- To do -
Repeat the whole of the data, keeping every detail the same.

____ Data

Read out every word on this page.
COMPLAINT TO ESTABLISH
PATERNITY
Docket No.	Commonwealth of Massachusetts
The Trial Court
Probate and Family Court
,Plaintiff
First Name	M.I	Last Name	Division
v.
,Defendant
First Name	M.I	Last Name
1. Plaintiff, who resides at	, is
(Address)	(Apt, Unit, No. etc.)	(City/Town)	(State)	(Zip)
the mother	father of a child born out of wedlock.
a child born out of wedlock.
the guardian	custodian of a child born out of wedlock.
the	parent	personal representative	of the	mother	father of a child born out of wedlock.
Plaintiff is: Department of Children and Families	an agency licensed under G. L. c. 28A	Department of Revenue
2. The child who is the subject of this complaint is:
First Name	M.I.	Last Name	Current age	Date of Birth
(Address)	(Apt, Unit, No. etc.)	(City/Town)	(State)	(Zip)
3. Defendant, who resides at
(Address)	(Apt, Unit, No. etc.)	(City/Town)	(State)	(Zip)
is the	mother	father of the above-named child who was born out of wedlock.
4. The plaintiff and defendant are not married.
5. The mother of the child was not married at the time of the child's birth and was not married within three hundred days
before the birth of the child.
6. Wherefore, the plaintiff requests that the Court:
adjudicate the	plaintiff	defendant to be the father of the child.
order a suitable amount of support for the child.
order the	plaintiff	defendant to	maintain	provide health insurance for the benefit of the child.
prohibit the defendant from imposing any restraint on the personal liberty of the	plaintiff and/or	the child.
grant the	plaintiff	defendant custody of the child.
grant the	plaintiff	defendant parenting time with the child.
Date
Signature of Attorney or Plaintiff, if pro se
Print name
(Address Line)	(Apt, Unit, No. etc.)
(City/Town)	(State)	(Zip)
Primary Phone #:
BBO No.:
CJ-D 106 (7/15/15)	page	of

________

- Solution to this exercise -
Read out every word on this page.
COMPLAINT TO ESTABLISH
PATERNITY
Docket No.	Commonwealth of Massachusetts
The Trial Court
Probate and Family Court
,Plaintiff
First Name	M.I	Last Name	Division
v.
,Defendant
First Name	M.I	Last Name
1. Plaintiff, who resides at	, is
(Address)	(Apt, Unit, No. etc.)	(City/Town)	(State)	(Zip)
the mother	father of a child born out of wedlock.
a child born out of wedlock.
the guardian	custodian of a child born out of wedlock.
the	parent	personal representative	of the	mother	father of a child born out of wedlock.
Plaintiff is: Department of Children and Families	an agency licensed under G. L. c. 28A	Department of Revenue
2. The child who is the subject of this complaint is:
First Name	M.I.	Last Name	Current age	Date of Birth
(Address)	(Apt, Unit, No. etc.)	(City/Town)	(State)	(Zip)
3. Defendant, who resides at
(Address)	(Apt, Unit, No. etc.)	(City/Town)	(State)	(Zip)
is the	mother	father of the above-named child who was born out of wedlock.
4. The plaintiff and defendant are not married.
5. The mother of the child was not married at the time of the child's birth and was not married within three hundred days
before the birth of the child.
6. Wherefore, the plaintiff requests that the Court:
adjudicate the	plaintiff	defendant to be the father of the child.
order a suitable amount of support for the child.
order the	plaintiff	defendant to	maintain	provide health insurance for the benefit of the child.
prohibit the defendant from imposing any restraint on the personal liberty of the	plaintiff and/or	the child.
grant the	plaintiff	defendant custody of the child.
grant the	plaintiff	defendant parenting time with the child.
Date
Signature of Attorney or Plaintiff, if pro se
Print name
(Address Line)	(Apt, Unit, No. etc.)
(City/Town)	(State)	(Zip)
Primary Phone #:
BBO No.:
CJ-D 106 (7/15/15)	page	of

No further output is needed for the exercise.